[Stored data]
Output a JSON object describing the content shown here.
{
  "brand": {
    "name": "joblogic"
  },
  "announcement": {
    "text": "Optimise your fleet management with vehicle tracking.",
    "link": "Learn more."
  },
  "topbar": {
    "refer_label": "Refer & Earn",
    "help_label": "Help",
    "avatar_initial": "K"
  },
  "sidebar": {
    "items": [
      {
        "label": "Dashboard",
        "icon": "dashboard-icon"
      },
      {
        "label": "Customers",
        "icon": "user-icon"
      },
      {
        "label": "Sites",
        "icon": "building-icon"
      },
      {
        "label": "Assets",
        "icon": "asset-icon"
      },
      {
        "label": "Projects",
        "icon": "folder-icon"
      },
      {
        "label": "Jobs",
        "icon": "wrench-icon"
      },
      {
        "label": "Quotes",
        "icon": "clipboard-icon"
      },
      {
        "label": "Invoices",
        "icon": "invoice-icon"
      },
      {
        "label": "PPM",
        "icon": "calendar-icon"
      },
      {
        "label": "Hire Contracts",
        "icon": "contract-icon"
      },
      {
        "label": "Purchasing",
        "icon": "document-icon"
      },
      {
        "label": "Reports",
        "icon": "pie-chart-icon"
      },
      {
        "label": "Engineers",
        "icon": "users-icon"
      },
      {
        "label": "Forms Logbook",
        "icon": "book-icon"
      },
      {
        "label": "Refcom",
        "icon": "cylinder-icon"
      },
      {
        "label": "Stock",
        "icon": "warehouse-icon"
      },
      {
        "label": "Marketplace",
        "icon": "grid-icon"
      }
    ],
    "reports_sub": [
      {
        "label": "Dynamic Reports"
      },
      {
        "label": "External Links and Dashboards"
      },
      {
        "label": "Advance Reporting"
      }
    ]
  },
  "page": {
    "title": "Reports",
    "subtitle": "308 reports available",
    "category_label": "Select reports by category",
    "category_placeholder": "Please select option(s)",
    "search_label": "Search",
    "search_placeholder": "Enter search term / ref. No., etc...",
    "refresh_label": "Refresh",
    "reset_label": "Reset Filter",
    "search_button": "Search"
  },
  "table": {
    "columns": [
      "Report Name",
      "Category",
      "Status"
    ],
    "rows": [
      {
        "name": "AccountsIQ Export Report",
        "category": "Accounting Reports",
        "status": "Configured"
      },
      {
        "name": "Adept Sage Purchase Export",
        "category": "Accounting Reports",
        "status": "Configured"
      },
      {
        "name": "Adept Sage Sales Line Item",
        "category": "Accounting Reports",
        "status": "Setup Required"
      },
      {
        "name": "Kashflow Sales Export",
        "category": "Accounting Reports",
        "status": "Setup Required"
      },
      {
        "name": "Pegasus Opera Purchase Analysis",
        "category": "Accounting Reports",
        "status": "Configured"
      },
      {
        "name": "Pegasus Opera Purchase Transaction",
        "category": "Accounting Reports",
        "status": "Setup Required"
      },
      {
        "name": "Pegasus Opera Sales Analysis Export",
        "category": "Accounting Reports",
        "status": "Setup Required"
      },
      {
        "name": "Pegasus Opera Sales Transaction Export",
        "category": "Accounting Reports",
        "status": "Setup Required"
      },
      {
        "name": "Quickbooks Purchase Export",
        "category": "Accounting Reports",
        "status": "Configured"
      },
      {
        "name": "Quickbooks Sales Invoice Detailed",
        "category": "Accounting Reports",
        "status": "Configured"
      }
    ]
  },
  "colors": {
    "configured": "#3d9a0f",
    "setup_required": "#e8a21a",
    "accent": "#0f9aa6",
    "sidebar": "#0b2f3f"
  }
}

Short exercise — Everything in the listing above should be restated exactly.

In response —
Output a JSON object describing the content shown here.
{
  "brand": {
    "name": "joblogic"
  },
  "announcement": {
    "text": "Optimise your fleet management with vehicle tracking.",
    "link": "Learn more."
  },
  "topbar": {
    "refer_label": "Refer & Earn",
    "help_label": "Help",
    "avatar_initial": "K"
  },
  "sidebar": {
    "items": [
      {
        "label": "Dashboard",
        "icon": "dashboard-icon"
      },
      {
        "label": "Customers",
        "icon": "user-icon"
      },
      {
        "label": "Sites",
        "icon": "building-icon"
      },
      {
        "label": "Assets",
        "icon": "asset-icon"
      },
      {
        "label": "Projects",
        "icon": "folder-icon"
      },
      {
        "label": "Jobs",
        "icon": "wrench-icon"
      },
      {
        "label": "Quotes",
        "icon": "clipboard-icon"
      },
      {
        "label": "Invoices",
        "icon": "invoice-icon"
      },
      {
        "label": "PPM",
        "icon": "calendar-icon"
      },
      {
        "label": "Hire Contracts",
        "icon": "contract-icon"
      },
      {
        "label": "Purchasing",
        "icon": "document-icon"
      },
      {
        "label": "Reports",
        "icon": "pie-chart-icon"
      },
      {
        "label": "Engineers",
        "icon": "users-icon"
      },
      {
        "label": "Forms Logbook",
        "icon": "book-icon"
      },
      {
        "label": "Refcom",
        "icon": "cylinder-icon"
      },
      {
        "label": "Stock",
        "icon": "warehouse-icon"
      },
      {
        "label": "Marketplace",
        "icon": "grid-icon"
      }
    ],
    "reports_sub": [
      {
        "label": "Dynamic Reports"
      },
      {
        "label": "External Links and Dashboards"
      },
      {
        "label": "Advance Reporting"
      }
    ]
  },
  "page": {
    "title": "Reports",
    "subtitle": "308 reports available",
    "category_label": "Select reports by category",
    "category_placeholder": "Please select option(s)",
    "search_label": "Search",
    "search_placeholder": "Enter search term / ref. No., etc...",
    "refresh_label": "Refresh",
    "reset_label": "Reset Filter",
    "search_button": "Search"
  },
  "table": {
    "columns": [
      "Report Name",
      "Category",
      "Status"
    ],
    "rows": [
      {
        "name": "AccountsIQ Export Report",
        "category": "Accounting Reports",
        "status": "Configured"
      },
      {
        "name": "Adept Sage Purchase Export",
        "category": "Accounting Reports",
        "status": "Configured"
      },
      {
        "name": "Adept Sage Sales Line Item",
        "category": "Accounting Reports",
        "status": "Setup Required"
      },
      {
        "name": "Kashflow Sales Export",
        "category": "Accounting Reports",
        "status": "Setup Required"
      },
      {
        "name": "Pegasus Opera Purchase Analysis",
        "category": "Accounting Reports",
        "status": "Configured"
      },
      {
        "name": "Pegasus Opera Purchase Transaction",
        "category": "Accounting Reports",
        "status": "Setup Required"
      },
      {
        "name": "Pegasus Opera Sales Analysis Export",
        "category": "Accounting Reports",
        "status": "Setup Required"
      },
      {
        "name": "Pegasus Opera Sales Transaction Export",
        "category": "Accounting Reports",
        "status": "Setup Required"
      },
      {
        "name": "Quickbooks Purchase Export",
        "category": "Accounting Reports",
        "status": "Configured"
      },
      {
        "name": "Quickbooks Sales Invoice Detailed",
        "category": "Accounting Reports",
        "status": "Configured"
      }
    ]
  },
  "colors": {
    "configured": "#3d9a0f",
    "setup_required": "#e8a21a",
    "accent": "#0f9aa6",
    "sidebar": "#0b2f3f"
  }
}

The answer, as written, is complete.